- _TASK GOAL_:
Reading the listing below, count the lines that contain the word "Types" and give that count alone.

- _INPUT ROWS_:

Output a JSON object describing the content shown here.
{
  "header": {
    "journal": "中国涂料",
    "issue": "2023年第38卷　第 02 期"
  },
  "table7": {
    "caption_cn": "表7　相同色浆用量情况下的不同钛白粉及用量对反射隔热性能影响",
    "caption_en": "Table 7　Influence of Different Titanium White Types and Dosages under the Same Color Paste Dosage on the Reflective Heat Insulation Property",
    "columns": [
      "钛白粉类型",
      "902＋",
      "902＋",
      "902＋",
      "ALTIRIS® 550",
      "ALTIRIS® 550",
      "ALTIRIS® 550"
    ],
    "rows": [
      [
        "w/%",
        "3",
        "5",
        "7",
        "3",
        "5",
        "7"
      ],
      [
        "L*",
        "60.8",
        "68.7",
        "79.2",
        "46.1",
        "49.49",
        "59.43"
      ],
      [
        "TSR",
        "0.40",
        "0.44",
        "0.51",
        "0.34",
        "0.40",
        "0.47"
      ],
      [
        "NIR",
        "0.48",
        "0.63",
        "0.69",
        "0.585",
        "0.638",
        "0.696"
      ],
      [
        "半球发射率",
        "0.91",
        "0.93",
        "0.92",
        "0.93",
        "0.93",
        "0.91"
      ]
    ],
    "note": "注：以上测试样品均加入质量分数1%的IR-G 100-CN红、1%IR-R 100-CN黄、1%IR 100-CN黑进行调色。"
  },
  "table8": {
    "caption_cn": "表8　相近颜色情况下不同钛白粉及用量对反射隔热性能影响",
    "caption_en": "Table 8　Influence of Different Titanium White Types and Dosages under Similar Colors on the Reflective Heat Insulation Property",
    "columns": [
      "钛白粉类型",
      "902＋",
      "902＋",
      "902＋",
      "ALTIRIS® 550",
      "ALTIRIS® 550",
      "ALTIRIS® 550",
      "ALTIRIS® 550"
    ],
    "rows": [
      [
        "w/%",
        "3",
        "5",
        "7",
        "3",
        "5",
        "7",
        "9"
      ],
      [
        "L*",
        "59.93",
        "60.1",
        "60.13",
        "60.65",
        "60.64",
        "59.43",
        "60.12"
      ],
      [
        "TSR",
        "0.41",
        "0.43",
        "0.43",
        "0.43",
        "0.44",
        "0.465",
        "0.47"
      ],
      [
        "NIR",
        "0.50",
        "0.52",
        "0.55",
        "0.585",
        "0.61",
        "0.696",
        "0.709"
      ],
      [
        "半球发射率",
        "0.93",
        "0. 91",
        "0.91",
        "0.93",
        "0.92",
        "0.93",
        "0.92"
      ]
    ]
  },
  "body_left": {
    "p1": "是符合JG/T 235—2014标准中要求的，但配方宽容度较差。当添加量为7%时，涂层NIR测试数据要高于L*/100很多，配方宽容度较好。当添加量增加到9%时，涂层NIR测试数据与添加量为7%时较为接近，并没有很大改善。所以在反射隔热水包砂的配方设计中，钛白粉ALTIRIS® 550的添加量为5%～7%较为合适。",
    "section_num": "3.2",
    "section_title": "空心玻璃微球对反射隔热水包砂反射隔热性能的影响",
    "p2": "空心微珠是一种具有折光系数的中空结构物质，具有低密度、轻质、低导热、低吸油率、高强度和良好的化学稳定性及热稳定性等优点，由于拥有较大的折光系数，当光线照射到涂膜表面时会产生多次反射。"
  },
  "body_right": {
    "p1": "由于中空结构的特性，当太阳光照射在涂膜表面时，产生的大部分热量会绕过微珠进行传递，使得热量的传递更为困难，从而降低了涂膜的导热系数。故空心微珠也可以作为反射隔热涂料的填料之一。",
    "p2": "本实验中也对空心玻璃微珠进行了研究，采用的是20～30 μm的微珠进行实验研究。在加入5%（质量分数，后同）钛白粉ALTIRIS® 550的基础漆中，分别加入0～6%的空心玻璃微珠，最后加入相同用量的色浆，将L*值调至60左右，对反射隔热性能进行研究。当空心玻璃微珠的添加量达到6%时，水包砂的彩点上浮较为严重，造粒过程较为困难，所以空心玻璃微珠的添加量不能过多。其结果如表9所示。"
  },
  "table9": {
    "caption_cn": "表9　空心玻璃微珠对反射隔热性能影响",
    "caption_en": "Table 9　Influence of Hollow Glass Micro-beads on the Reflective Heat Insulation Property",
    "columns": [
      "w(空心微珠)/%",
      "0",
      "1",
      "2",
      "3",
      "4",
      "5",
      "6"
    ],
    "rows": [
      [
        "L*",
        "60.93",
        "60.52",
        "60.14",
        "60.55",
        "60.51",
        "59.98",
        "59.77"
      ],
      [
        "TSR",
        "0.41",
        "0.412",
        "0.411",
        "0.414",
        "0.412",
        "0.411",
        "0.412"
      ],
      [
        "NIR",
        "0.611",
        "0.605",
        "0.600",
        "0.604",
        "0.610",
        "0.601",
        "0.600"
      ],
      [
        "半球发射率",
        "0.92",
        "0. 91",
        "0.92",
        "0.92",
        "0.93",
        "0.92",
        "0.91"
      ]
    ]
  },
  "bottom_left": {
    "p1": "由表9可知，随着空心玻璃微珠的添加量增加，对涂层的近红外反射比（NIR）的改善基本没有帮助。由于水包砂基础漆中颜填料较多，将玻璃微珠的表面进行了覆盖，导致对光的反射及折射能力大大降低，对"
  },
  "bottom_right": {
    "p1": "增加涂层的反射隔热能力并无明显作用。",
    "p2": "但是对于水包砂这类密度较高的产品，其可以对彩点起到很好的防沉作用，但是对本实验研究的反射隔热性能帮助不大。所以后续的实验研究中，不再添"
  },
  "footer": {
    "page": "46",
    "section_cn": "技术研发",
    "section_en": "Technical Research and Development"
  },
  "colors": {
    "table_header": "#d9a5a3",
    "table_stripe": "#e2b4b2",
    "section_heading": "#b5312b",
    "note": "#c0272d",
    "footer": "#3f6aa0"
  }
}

- _SOLUTION FOR THIS EXERCISE_:
2